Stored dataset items
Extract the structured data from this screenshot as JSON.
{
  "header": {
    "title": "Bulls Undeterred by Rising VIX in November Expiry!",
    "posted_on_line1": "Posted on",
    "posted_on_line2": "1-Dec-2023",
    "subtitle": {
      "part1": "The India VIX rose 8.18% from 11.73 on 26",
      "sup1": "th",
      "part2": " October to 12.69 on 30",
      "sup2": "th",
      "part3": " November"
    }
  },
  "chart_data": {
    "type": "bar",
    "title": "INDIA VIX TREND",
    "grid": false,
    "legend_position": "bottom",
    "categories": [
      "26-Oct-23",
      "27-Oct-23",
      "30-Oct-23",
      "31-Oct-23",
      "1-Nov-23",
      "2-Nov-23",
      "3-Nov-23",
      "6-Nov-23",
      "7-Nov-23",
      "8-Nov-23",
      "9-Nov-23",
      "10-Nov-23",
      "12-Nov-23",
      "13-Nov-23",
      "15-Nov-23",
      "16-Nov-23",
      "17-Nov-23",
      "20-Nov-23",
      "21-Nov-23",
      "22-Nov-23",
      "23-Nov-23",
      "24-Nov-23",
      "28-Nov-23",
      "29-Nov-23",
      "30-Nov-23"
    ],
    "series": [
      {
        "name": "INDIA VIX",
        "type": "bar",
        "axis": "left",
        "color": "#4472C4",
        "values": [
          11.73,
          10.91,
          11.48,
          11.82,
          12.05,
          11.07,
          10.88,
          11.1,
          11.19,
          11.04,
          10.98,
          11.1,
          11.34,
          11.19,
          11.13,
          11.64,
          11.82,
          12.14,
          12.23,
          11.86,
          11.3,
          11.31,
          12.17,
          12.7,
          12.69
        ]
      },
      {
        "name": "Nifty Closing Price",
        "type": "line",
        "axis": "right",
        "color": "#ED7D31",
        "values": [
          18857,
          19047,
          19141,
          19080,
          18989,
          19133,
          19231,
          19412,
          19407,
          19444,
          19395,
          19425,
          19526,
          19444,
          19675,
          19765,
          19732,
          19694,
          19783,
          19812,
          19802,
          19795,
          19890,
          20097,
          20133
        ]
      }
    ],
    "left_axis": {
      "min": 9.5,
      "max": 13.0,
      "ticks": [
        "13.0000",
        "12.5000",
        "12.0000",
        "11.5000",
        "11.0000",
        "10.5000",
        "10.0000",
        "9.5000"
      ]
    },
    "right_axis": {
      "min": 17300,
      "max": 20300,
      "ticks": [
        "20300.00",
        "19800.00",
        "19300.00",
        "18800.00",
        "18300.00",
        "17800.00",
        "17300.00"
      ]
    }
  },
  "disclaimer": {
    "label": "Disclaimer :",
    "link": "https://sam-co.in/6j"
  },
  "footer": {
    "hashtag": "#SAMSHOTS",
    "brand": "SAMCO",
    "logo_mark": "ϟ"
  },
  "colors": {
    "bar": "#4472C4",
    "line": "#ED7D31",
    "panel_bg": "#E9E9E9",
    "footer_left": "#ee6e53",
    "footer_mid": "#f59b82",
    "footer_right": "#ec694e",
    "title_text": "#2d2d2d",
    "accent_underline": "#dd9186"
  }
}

Exercise - Make an exact copy of the material above.

Answer to this task -
Extract the structured data from this screenshot as JSON.
{
  "header": {
    "title": "Bulls Undeterred by Rising VIX in November Expiry!",
    "posted_on_line1": "Posted on",
    "posted_on_line2": "1-Dec-2023",
    "subtitle": {
      "part1": "The India VIX rose 8.18% from 11.73 on 26",
      "sup1": "th",
      "part2": " October to 12.69 on 30",
      "sup2": "th",
      "part3": " November"
    }
  },
  "chart_data": {
    "type": "bar",
    "title": "INDIA VIX TREND",
    "grid": false,
    "legend_position": "bottom",
    "categories": [
      "26-Oct-23",
      "27-Oct-23",
      "30-Oct-23",
      "31-Oct-23",
      "1-Nov-23",
      "2-Nov-23",
      "3-Nov-23",
      "6-Nov-23",
      "7-Nov-23",
      "8-Nov-23",
      "9-Nov-23",
      "10-Nov-23",
      "12-Nov-23",
      "13-Nov-23",
      "15-Nov-23",
      "16-Nov-23",
      "17-Nov-23",
      "20-Nov-23",
      "21-Nov-23",
      "22-Nov-23",
      "23-Nov-23",
      "24-Nov-23",
      "28-Nov-23",
      "29-Nov-23",
      "30-Nov-23"
    ],
    "series": [
      {
        "name": "INDIA VIX",
        "type": "bar",
        "axis": "left",
        "color": "#4472C4",
        "values": [
          11.73,
          10.91,
          11.48,
          11.82,
          12.05,
          11.07,
          10.88,
          11.1,
          11.19,
          11.04,
          10.98,
          11.1,
          11.34,
          11.19,
          11.13,
          11.64,
          11.82,
          12.14,
          12.23,
          11.86,
          11.3,
          11.31,
          12.17,
          12.7,
          12.69
        ]
      },
      {
        "name": "Nifty Closing Price",
        "type": "line",
        "axis": "right",
        "color": "#ED7D31",
        "values": [
          18857,
          19047,
          19141,
          19080,
          18989,
          19133,
          19231,
          19412,
          19407,
          19444,
          19395,
          19425,
          19526,
          19444,
          19675,
          19765,
          19732,
          19694,
          19783,
          19812,
          19802,
          19795,
          19890,
          20097,
          20133
        ]
      }
    ],
    "left_axis": {
      "min": 9.5,
      "max": 13.0,
      "ticks": [
        "13.0000",
        "12.5000",
        "12.0000",
        "11.5000",
        "11.0000",
        "10.5000",
        "10.0000",
        "9.5000"
      ]
    },
    "right_axis": {
      "min": 17300,
      "max": 20300,
      "ticks": [
        "20300.00",
        "19800.00",
        "19300.00",
        "18800.00",
        "18300.00",
        "17800.00",
        "17300.00"
      ]
    }
  },
  "disclaimer": {
    "label": "Disclaimer :",
    "link": "https://sam-co.in/6j"
  },
  "footer": {
    "hashtag": "#SAMSHOTS",
    "brand": "SAMCO",
    "logo_mark": "ϟ"
  },
  "colors": {
    "bar": "#4472C4",
    "line": "#ED7D31",
    "panel_bg": "#E9E9E9",
    "footer_left": "#ee6e53",
    "footer_mid": "#f59b82",
    "footer_right": "#ec694e",
    "title_text": "#2d2d2d",
    "accent_underline": "#dd9186"
  }
}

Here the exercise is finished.